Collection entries
◆ ◆ ◆

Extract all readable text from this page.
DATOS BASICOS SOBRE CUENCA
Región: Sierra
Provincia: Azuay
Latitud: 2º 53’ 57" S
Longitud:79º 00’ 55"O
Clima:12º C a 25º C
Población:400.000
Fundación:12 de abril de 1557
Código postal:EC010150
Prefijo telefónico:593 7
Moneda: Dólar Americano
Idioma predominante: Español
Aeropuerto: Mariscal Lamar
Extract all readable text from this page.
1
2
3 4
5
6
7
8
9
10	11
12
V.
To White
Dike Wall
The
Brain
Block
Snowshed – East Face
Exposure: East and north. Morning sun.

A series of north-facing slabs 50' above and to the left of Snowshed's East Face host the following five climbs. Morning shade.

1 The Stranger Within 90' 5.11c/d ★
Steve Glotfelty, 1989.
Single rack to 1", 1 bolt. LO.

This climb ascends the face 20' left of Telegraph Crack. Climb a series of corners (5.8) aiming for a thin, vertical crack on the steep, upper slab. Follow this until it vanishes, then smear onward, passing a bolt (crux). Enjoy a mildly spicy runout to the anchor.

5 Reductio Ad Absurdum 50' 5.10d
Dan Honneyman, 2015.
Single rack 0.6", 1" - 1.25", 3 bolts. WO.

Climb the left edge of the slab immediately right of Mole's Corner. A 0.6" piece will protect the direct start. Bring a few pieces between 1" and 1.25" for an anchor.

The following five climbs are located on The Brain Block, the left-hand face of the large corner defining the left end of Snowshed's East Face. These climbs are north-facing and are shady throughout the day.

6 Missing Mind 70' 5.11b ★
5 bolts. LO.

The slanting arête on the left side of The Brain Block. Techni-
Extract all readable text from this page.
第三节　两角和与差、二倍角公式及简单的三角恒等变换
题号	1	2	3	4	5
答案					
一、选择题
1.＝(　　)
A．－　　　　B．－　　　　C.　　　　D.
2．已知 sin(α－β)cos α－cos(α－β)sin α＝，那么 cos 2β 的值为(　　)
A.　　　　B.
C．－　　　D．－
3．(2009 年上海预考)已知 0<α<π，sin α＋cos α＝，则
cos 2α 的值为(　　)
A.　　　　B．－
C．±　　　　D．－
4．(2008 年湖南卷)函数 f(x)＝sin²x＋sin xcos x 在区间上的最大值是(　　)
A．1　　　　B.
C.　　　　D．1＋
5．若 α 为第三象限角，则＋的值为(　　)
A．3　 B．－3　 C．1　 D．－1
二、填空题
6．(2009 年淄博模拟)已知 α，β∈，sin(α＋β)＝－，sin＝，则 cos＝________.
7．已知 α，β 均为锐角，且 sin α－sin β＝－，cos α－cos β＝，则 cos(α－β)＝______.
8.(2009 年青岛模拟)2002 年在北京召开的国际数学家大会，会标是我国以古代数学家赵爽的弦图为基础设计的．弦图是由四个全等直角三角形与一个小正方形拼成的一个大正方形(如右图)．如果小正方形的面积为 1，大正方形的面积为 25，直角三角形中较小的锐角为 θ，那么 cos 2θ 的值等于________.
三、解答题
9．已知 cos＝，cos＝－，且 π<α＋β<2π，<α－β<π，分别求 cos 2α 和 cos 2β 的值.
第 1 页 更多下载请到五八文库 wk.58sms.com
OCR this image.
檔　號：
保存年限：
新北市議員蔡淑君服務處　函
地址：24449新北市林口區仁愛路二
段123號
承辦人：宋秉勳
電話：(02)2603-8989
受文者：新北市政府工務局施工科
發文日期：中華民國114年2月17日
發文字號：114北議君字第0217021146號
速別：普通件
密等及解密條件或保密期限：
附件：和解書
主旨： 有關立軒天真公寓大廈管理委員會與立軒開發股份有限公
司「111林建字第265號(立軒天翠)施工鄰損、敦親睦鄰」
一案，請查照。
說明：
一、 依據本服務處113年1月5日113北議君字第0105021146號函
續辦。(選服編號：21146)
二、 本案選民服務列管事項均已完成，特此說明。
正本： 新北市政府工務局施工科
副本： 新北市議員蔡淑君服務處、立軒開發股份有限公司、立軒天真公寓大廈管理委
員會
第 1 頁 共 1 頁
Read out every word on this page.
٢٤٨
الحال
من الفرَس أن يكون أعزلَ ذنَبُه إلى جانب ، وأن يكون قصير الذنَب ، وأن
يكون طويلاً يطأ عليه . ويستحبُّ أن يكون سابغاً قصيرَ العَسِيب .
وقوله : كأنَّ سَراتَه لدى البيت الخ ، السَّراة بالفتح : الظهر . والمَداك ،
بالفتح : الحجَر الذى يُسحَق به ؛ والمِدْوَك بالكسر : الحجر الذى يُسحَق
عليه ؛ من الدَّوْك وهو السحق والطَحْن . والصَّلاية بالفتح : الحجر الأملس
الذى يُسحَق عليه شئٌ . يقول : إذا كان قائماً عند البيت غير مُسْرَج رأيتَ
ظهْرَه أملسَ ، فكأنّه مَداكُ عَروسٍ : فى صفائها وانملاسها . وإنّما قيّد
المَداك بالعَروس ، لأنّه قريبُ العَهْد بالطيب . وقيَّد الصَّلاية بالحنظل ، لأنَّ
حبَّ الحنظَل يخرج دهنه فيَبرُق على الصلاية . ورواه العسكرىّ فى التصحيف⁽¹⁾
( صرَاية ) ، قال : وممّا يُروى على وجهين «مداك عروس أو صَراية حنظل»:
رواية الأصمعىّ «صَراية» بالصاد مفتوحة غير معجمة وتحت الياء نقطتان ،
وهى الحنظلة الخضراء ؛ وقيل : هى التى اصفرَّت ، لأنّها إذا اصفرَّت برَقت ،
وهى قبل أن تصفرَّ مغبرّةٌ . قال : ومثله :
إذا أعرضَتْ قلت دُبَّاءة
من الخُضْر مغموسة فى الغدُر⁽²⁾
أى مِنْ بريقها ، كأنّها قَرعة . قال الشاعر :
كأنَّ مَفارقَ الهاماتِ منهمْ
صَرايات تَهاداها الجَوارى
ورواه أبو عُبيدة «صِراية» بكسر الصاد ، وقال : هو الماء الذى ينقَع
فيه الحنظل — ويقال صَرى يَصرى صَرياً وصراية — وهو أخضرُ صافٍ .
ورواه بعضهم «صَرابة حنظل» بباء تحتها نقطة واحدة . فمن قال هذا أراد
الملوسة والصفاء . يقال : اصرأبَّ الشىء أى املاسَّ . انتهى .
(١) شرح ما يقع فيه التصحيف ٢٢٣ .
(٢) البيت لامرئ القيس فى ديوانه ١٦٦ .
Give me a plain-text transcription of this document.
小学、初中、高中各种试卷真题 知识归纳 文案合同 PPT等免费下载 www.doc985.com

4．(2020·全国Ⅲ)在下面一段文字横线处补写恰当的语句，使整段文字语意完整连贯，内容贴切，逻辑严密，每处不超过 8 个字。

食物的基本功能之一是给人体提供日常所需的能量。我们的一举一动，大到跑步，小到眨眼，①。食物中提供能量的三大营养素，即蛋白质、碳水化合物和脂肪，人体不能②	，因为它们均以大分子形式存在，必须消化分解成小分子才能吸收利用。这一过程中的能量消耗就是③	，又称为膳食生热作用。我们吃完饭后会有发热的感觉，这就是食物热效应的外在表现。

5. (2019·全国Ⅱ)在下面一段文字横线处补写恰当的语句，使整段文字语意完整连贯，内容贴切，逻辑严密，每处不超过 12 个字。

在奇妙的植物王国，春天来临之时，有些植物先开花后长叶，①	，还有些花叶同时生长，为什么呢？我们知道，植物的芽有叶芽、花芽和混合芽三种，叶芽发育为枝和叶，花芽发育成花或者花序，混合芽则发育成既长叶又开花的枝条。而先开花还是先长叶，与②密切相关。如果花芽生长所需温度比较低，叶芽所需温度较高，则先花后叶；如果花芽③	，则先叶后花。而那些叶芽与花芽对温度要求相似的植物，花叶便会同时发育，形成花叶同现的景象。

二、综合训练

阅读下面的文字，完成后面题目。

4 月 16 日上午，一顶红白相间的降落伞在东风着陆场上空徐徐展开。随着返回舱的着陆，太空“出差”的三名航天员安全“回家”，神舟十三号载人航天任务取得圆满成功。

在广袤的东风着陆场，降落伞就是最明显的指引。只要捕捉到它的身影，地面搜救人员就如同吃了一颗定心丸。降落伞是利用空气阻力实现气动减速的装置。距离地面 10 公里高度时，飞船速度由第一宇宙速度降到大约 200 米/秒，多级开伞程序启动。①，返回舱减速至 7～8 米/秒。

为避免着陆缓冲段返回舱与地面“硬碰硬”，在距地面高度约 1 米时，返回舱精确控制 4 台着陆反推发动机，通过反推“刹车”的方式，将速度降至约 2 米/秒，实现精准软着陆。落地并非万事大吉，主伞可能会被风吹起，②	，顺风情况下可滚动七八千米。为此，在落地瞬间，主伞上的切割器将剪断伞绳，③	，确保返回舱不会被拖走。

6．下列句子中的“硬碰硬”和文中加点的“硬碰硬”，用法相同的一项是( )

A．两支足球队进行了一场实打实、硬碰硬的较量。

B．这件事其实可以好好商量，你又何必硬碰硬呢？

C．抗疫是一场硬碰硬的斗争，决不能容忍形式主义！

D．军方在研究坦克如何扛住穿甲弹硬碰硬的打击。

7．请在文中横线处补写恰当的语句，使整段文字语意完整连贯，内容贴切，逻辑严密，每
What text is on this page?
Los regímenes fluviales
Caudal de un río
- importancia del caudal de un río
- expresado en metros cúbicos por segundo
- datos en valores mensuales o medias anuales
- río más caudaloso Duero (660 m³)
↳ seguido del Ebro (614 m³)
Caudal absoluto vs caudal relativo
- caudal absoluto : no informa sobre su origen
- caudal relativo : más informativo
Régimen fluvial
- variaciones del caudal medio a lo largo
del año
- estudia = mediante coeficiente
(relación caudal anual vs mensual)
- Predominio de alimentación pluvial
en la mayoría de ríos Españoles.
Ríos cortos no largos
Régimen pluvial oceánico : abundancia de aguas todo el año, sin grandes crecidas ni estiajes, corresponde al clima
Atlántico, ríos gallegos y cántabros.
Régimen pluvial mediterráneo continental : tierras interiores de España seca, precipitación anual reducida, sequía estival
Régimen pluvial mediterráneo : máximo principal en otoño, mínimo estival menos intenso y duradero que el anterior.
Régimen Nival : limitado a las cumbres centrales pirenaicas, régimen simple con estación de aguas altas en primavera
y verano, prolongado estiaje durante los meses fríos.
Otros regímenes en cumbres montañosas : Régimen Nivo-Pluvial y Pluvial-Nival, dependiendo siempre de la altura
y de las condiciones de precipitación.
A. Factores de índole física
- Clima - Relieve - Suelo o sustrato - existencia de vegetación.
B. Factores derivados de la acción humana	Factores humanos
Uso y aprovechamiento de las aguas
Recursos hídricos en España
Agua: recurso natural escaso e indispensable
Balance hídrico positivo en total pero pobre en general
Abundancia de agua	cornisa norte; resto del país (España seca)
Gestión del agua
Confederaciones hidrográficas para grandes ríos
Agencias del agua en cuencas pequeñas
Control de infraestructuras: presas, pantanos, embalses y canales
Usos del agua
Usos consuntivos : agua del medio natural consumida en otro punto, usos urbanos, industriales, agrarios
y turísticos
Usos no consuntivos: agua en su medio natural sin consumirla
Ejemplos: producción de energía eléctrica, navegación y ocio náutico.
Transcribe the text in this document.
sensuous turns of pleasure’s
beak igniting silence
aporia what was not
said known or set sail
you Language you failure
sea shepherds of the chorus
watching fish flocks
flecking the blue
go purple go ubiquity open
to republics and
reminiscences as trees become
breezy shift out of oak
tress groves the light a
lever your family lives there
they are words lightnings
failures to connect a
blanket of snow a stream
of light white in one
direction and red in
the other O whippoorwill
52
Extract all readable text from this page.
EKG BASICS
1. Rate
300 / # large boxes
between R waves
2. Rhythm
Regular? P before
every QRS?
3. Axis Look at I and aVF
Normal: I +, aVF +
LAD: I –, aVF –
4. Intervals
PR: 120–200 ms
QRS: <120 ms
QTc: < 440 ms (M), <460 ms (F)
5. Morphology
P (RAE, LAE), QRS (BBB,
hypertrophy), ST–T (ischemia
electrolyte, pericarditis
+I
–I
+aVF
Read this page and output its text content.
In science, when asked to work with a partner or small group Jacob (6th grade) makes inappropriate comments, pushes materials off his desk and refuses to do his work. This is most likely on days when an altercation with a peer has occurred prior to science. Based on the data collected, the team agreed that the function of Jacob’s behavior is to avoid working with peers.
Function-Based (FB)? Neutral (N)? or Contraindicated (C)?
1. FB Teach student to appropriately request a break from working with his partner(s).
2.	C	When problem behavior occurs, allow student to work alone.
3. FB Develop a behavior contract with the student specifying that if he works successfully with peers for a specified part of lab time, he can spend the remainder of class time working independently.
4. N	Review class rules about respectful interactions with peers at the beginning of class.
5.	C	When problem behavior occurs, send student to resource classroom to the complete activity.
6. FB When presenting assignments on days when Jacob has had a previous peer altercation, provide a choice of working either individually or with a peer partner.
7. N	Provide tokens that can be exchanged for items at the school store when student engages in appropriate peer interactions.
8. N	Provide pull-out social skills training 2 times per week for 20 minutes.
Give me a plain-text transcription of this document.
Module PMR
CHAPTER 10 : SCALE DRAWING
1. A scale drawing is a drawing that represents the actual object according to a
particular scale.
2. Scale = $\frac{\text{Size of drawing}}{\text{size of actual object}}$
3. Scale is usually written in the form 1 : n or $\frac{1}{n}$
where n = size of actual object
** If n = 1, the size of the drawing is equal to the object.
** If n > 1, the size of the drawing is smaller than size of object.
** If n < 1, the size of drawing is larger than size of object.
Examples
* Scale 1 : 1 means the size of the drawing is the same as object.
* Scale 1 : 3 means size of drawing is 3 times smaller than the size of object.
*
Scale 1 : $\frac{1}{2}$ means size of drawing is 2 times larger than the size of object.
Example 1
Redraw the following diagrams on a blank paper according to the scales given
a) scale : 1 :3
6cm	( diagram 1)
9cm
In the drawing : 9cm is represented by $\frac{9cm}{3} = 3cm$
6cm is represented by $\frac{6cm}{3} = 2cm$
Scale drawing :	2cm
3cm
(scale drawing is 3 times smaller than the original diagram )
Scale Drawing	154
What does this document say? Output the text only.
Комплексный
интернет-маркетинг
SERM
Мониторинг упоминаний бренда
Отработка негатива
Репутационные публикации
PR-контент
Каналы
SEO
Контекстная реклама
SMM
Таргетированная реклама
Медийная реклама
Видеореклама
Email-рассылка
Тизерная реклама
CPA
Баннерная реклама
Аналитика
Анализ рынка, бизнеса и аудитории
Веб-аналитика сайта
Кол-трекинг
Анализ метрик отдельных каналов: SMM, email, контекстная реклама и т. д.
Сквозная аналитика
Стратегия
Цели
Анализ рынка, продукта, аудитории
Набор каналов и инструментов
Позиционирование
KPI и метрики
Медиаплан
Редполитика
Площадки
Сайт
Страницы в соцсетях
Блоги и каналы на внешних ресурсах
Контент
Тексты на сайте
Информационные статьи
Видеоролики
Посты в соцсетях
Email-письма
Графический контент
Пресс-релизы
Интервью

◆ ◆ ◆

What is required =>
Check each line above for the string "соцсетях" and show the ones that have it.

Answer to the exercise =>
Страницы в соцсетях
Посты в соцсетях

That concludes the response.